Problem statement — Give back the full listing verbatim, apart from its images.
□ □ □ □
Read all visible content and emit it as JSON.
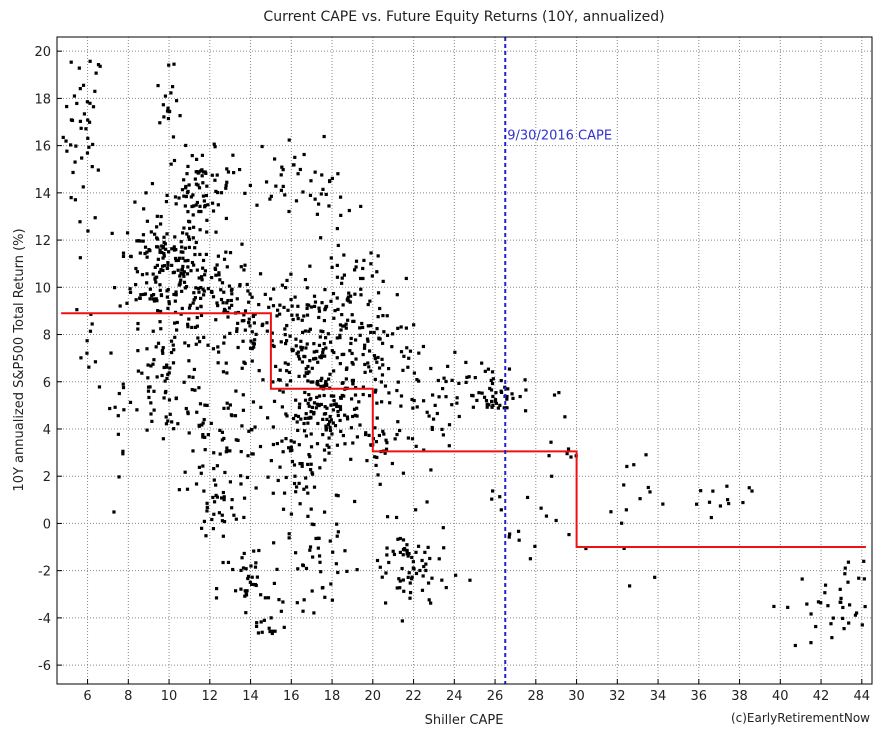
{
  "chart_data": {
    "type": "scatter",
    "title": "Current CAPE vs. Future Equity Returns (10Y, annualized)",
    "xlabel": "Shiller CAPE",
    "ylabel": "10Y annualized S&P500 Total Return (%)",
    "credit": "(c)EarlyRetirementNow",
    "xlim": [
      4.5,
      44.5
    ],
    "ylim": [
      -6.8,
      20.6
    ],
    "xticks": [
      6,
      8,
      10,
      12,
      14,
      16,
      18,
      20,
      22,
      24,
      26,
      28,
      30,
      32,
      34,
      36,
      38,
      40,
      42,
      44
    ],
    "yticks": [
      -6,
      -4,
      -2,
      0,
      2,
      4,
      6,
      8,
      10,
      12,
      14,
      16,
      18,
      20
    ],
    "grid": true,
    "colors": {
      "points": "#000000",
      "step_line": "#ee1111",
      "marker_line": "#2222cc",
      "grid": "#888888"
    },
    "clusters": [
      {
        "cx": 5.8,
        "cy": 16.5,
        "sx": 0.5,
        "sy": 2.0,
        "n": 45
      },
      {
        "cx": 6.3,
        "cy": 7.8,
        "sx": 0.4,
        "sy": 1.0,
        "n": 10
      },
      {
        "cx": 7.3,
        "cy": 3.2,
        "sx": 0.3,
        "sy": 1.8,
        "n": 8
      },
      {
        "cx": 9.5,
        "cy": 11.0,
        "sx": 1.0,
        "sy": 1.2,
        "n": 130
      },
      {
        "cx": 10.0,
        "cy": 17.6,
        "sx": 0.3,
        "sy": 0.8,
        "n": 18
      },
      {
        "cx": 11.5,
        "cy": 14.2,
        "sx": 0.8,
        "sy": 0.8,
        "n": 80
      },
      {
        "cx": 11.5,
        "cy": 9.8,
        "sx": 1.3,
        "sy": 1.3,
        "n": 120
      },
      {
        "cx": 10.0,
        "cy": 6.0,
        "sx": 1.0,
        "sy": 1.2,
        "n": 80
      },
      {
        "cx": 12.5,
        "cy": 3.5,
        "sx": 1.2,
        "sy": 1.0,
        "n": 60
      },
      {
        "cx": 12.3,
        "cy": 0.8,
        "sx": 0.6,
        "sy": 0.6,
        "n": 30
      },
      {
        "cx": 14.0,
        "cy": -2.8,
        "sx": 0.8,
        "sy": 1.0,
        "n": 40
      },
      {
        "cx": 14.8,
        "cy": -4.4,
        "sx": 0.5,
        "sy": 0.3,
        "n": 12
      },
      {
        "cx": 13.8,
        "cy": 8.5,
        "sx": 0.8,
        "sy": 1.3,
        "n": 50
      },
      {
        "cx": 15.5,
        "cy": 14.8,
        "sx": 0.7,
        "sy": 0.8,
        "n": 25
      },
      {
        "cx": 17.0,
        "cy": 7.5,
        "sx": 1.5,
        "sy": 1.6,
        "n": 220
      },
      {
        "cx": 17.5,
        "cy": 4.6,
        "sx": 1.0,
        "sy": 0.8,
        "n": 110
      },
      {
        "cx": 16.5,
        "cy": 2.0,
        "sx": 1.0,
        "sy": 1.0,
        "n": 50
      },
      {
        "cx": 17.3,
        "cy": -1.6,
        "sx": 0.8,
        "sy": 1.0,
        "n": 40
      },
      {
        "cx": 17.8,
        "cy": 13.5,
        "sx": 0.8,
        "sy": 1.2,
        "n": 25
      },
      {
        "cx": 19.0,
        "cy": 10.0,
        "sx": 0.8,
        "sy": 1.0,
        "n": 30
      },
      {
        "cx": 20.5,
        "cy": 7.0,
        "sx": 1.0,
        "sy": 1.3,
        "n": 60
      },
      {
        "cx": 20.5,
        "cy": 3.5,
        "sx": 0.6,
        "sy": 1.3,
        "n": 40
      },
      {
        "cx": 21.8,
        "cy": -2.0,
        "sx": 1.0,
        "sy": 1.0,
        "n": 70
      },
      {
        "cx": 22.8,
        "cy": 4.5,
        "sx": 0.7,
        "sy": 1.0,
        "n": 30
      },
      {
        "cx": 24.5,
        "cy": 6.2,
        "sx": 1.0,
        "sy": 0.4,
        "n": 15
      },
      {
        "cx": 26.0,
        "cy": 5.5,
        "sx": 0.8,
        "sy": 0.4,
        "n": 45
      },
      {
        "cx": 27.5,
        "cy": 1.0,
        "sx": 1.0,
        "sy": 1.8,
        "n": 15
      },
      {
        "cx": 29.5,
        "cy": 2.5,
        "sx": 1.0,
        "sy": 2.0,
        "n": 10
      },
      {
        "cx": 32.5,
        "cy": 2.0,
        "sx": 0.8,
        "sy": 2.0,
        "n": 15
      },
      {
        "cx": 36.5,
        "cy": 0.3,
        "sx": 1.0,
        "sy": 1.0,
        "n": 12
      },
      {
        "cx": 42.5,
        "cy": -3.5,
        "sx": 1.2,
        "sy": 0.9,
        "n": 40
      }
    ],
    "step_line": [
      [
        4.7,
        8.9
      ],
      [
        15,
        8.9
      ],
      [
        15,
        5.7
      ],
      [
        20,
        5.7
      ],
      [
        20,
        3.05
      ],
      [
        30,
        3.05
      ],
      [
        30,
        -1.0
      ],
      [
        44.2,
        -1.0
      ]
    ],
    "vline": {
      "x": 26.5,
      "label": "9/30/2016 CAPE"
    }
  }
}
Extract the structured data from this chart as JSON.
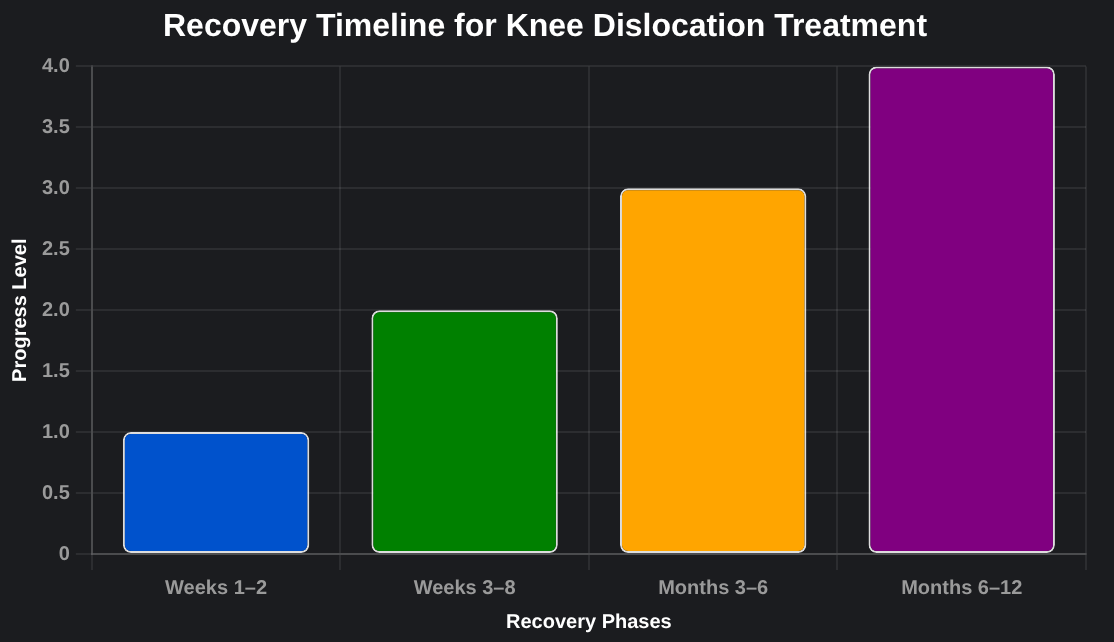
{
  "chart_data": {
    "type": "bar",
    "title": "Recovery Timeline for Knee Dislocation Treatment",
    "xlabel": "Recovery Phases",
    "ylabel": "Progress Level",
    "categories": [
      "Weeks 1–2",
      "Weeks 3–8",
      "Months 3–6",
      "Months 6–12"
    ],
    "values": [
      1,
      2,
      3,
      4
    ],
    "colors": [
      "#0052cc",
      "#008000",
      "#ffa500",
      "#800080"
    ],
    "ylim": [
      0,
      4
    ],
    "yticks": [
      0,
      0.5,
      {
        "value": 1,
        "label": "1.0"
      },
      1.5,
      {
        "value": 2,
        "label": "2.0"
      },
      2.5,
      {
        "value": 3,
        "label": "3.0"
      },
      3.5,
      {
        "value": 4,
        "label": "4.0"
      }
    ],
    "grid": true,
    "legend": false
  }
}
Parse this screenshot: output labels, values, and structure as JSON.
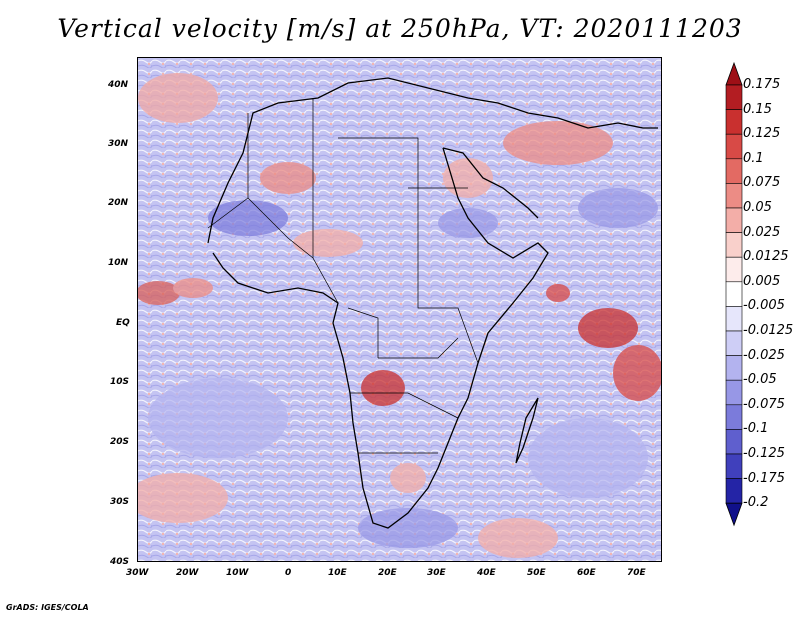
{
  "title": "Vertical velocity [m/s] at 250hPa, VT: 2020111203",
  "footer": "GrADS: IGES/COLA",
  "map": {
    "lat_labels": [
      "40N",
      "30N",
      "20N",
      "10N",
      "EQ",
      "10S",
      "20S",
      "30S",
      "40S"
    ],
    "lon_labels": [
      "30W",
      "20W",
      "10W",
      "0",
      "10E",
      "20E",
      "30E",
      "40E",
      "50E",
      "60E",
      "70E"
    ],
    "extent": {
      "lon_min": -30,
      "lon_max": 75,
      "lat_min": -40,
      "lat_max": 44
    }
  },
  "colorbar": {
    "labels": [
      "0.175",
      "0.15",
      "0.125",
      "0.1",
      "0.075",
      "0.05",
      "0.025",
      "0.0125",
      "0.005",
      "-0.005",
      "-0.0125",
      "-0.025",
      "-0.05",
      "-0.075",
      "-0.1",
      "-0.125",
      "-0.175",
      "-0.2"
    ],
    "colors": [
      "#9e0f16",
      "#b31d22",
      "#c9302f",
      "#d84a46",
      "#e36a63",
      "#ec8c85",
      "#f3aea8",
      "#f9d0cb",
      "#fdeceb",
      "#ffffff",
      "#e6e6fb",
      "#ceceF6",
      "#b3b3ef",
      "#9797e6",
      "#7b7bdb",
      "#5f5fce",
      "#4040bc",
      "#2424a6",
      "#10108a"
    ]
  }
}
□ □ □ □
Complete output —
Read all visible content and emit it as JSON.
{
  "chart_data": {
    "type": "scatter",
    "title": "Current CAPE vs. Future Equity Returns (10Y, annualized)",
    "xlabel": "Shiller CAPE",
    "ylabel": "10Y annualized S&P500 Total Return (%)",
    "credit": "(c)EarlyRetirementNow",
    "xlim": [
      4.5,
      44.5
    ],
    "ylim": [
      -6.8,
      20.6
    ],
    "xticks": [
      6,
      8,
      10,
      12,
      14,
      16,
      18,
      20,
      22,
      24,
      26,
      28,
      30,
      32,
      34,
      36,
      38,
      40,
      42,
      44
    ],
    "yticks": [
      -6,
      -4,
      -2,
      0,
      2,
      4,
      6,
      8,
      10,
      12,
      14,
      16,
      18,
      20
    ],
    "grid": true,
    "colors": {
      "points": "#000000",
      "step_line": "#ee1111",
      "marker_line": "#2222cc",
      "grid": "#888888"
    },
    "clusters": [
      {
        "cx": 5.8,
        "cy": 16.5,
        "sx": 0.5,
        "sy": 2.0,
        "n": 45
      },
      {
        "cx": 6.3,
        "cy": 7.8,
        "sx": 0.4,
        "sy": 1.0,
        "n": 10
      },
      {
        "cx": 7.3,
        "cy": 3.2,
        "sx": 0.3,
        "sy": 1.8,
        "n": 8
      },
      {
        "cx": 9.5,
        "cy": 11.0,
        "sx": 1.0,
        "sy": 1.2,
        "n": 130
      },
      {
        "cx": 10.0,
        "cy": 17.6,
        "sx": 0.3,
        "sy": 0.8,
        "n": 18
      },
      {
        "cx": 11.5,
        "cy": 14.2,
        "sx": 0.8,
        "sy": 0.8,
        "n": 80
      },
      {
        "cx": 11.5,
        "cy": 9.8,
        "sx": 1.3,
        "sy": 1.3,
        "n": 120
      },
      {
        "cx": 10.0,
        "cy": 6.0,
        "sx": 1.0,
        "sy": 1.2,
        "n": 80
      },
      {
        "cx": 12.5,
        "cy": 3.5,
        "sx": 1.2,
        "sy": 1.0,
        "n": 60
      },
      {
        "cx": 12.3,
        "cy": 0.8,
        "sx": 0.6,
        "sy": 0.6,
        "n": 30
      },
      {
        "cx": 14.0,
        "cy": -2.8,
        "sx": 0.8,
        "sy": 1.0,
        "n": 40
      },
      {
        "cx": 14.8,
        "cy": -4.4,
        "sx": 0.5,
        "sy": 0.3,
        "n": 12
      },
      {
        "cx": 13.8,
        "cy": 8.5,
        "sx": 0.8,
        "sy": 1.3,
        "n": 50
      },
      {
        "cx": 15.5,
        "cy": 14.8,
        "sx": 0.7,
        "sy": 0.8,
        "n": 25
      },
      {
        "cx": 17.0,
        "cy": 7.5,
        "sx": 1.5,
        "sy": 1.6,
        "n": 220
      },
      {
        "cx": 17.5,
        "cy": 4.6,
        "sx": 1.0,
        "sy": 0.8,
        "n": 110
      },
      {
        "cx": 16.5,
        "cy": 2.0,
        "sx": 1.0,
        "sy": 1.0,
        "n": 50
      },
      {
        "cx": 17.3,
        "cy": -1.6,
        "sx": 0.8,
        "sy": 1.0,
        "n": 40
      },
      {
        "cx": 17.8,
        "cy": 13.5,
        "sx": 0.8,
        "sy": 1.2,
        "n": 25
      },
      {
        "cx": 19.0,
        "cy": 10.0,
        "sx": 0.8,
        "sy": 1.0,
        "n": 30
      },
      {
        "cx": 20.5,
        "cy": 7.0,
        "sx": 1.0,
        "sy": 1.3,
        "n": 60
      },
      {
        "cx": 20.5,
        "cy": 3.5,
        "sx": 0.6,
        "sy": 1.3,
        "n": 40
      },
      {
        "cx": 21.8,
        "cy": -2.0,
        "sx": 1.0,
        "sy": 1.0,
        "n": 70
      },
      {
        "cx": 22.8,
        "cy": 4.5,
        "sx": 0.7,
        "sy": 1.0,
        "n": 30
      },
      {
        "cx": 24.5,
        "cy": 6.2,
        "sx": 1.0,
        "sy": 0.4,
        "n": 15
      },
      {
        "cx": 26.0,
        "cy": 5.5,
        "sx": 0.8,
        "sy": 0.4,
        "n": 45
      },
      {
        "cx": 27.5,
        "cy": 1.0,
        "sx": 1.0,
        "sy": 1.8,
        "n": 15
      },
      {
        "cx": 29.5,
        "cy": 2.5,
        "sx": 1.0,
        "sy": 2.0,
        "n": 10
      },
      {
        "cx": 32.5,
        "cy": 2.0,
        "sx": 0.8,
        "sy": 2.0,
        "n": 15
      },
      {
        "cx": 36.5,
        "cy": 0.3,
        "sx": 1.0,
        "sy": 1.0,
        "n": 12
      },
      {
        "cx": 42.5,
        "cy": -3.5,
        "sx": 1.2,
        "sy": 0.9,
        "n": 40
      }
    ],
    "step_line": [
      [
        4.7,
        8.9
      ],
      [
        15,
        8.9
      ],
      [
        15,
        5.7
      ],
      [
        20,
        5.7
      ],
      [
        20,
        3.05
      ],
      [
        30,
        3.05
      ],
      [
        30,
        -1.0
      ],
      [
        44.2,
        -1.0
      ]
    ],
    "vline": {
      "x": 26.5,
      "label": "9/30/2016 CAPE"
    }
  }
}
Extract the structured data from this chart as JSON.
{
  "chart_data": {
    "type": "bar",
    "title": "Recovery Timeline for Knee Dislocation Treatment",
    "xlabel": "Recovery Phases",
    "ylabel": "Progress Level",
    "categories": [
      "Weeks 1–2",
      "Weeks 3–8",
      "Months 3–6",
      "Months 6–12"
    ],
    "values": [
      1,
      2,
      3,
      4
    ],
    "colors": [
      "#0052cc",
      "#008000",
      "#ffa500",
      "#800080"
    ],
    "ylim": [
      0,
      4
    ],
    "yticks": [
      0,
      0.5,
      {
        "value": 1,
        "label": "1.0"
      },
      1.5,
      {
        "value": 2,
        "label": "2.0"
      },
      2.5,
      {
        "value": 3,
        "label": "3.0"
      },
      3.5,
      {
        "value": 4,
        "label": "4.0"
      }
    ],
    "grid": true,
    "legend": false
  }
}
Parse this screenshot: output labels, values, and structure as JSON.
{
  "title": "Vertical velocity [m/s] at 250hPa, VT: 2020111203",
  "footer": "GrADS: IGES/COLA",
  "map": {
    "lat_labels": [
      "40N",
      "30N",
      "20N",
      "10N",
      "EQ",
      "10S",
      "20S",
      "30S",
      "40S"
    ],
    "lon_labels": [
      "30W",
      "20W",
      "10W",
      "0",
      "10E",
      "20E",
      "30E",
      "40E",
      "50E",
      "60E",
      "70E"
    ],
    "extent": {
      "lon_min": -30,
      "lon_max": 75,
      "lat_min": -40,
      "lat_max": 44
    }
  },
  "colorbar": {
    "labels": [
      "0.175",
      "0.15",
      "0.125",
      "0.1",
      "0.075",
      "0.05",
      "0.025",
      "0.0125",
      "0.005",
      "-0.005",
      "-0.0125",
      "-0.025",
      "-0.05",
      "-0.075",
      "-0.1",
      "-0.125",
      "-0.175",
      "-0.2"
    ],
    "colors": [
      "#9e0f16",
      "#b31d22",
      "#c9302f",
      "#d84a46",
      "#e36a63",
      "#ec8c85",
      "#f3aea8",
      "#f9d0cb",
      "#fdeceb",
      "#ffffff",
      "#e6e6fb",
      "#ceceF6",
      "#b3b3ef",
      "#9797e6",
      "#7b7bdb",
      "#5f5fce",
      "#4040bc",
      "#2424a6",
      "#10108a"
    ]
  }
}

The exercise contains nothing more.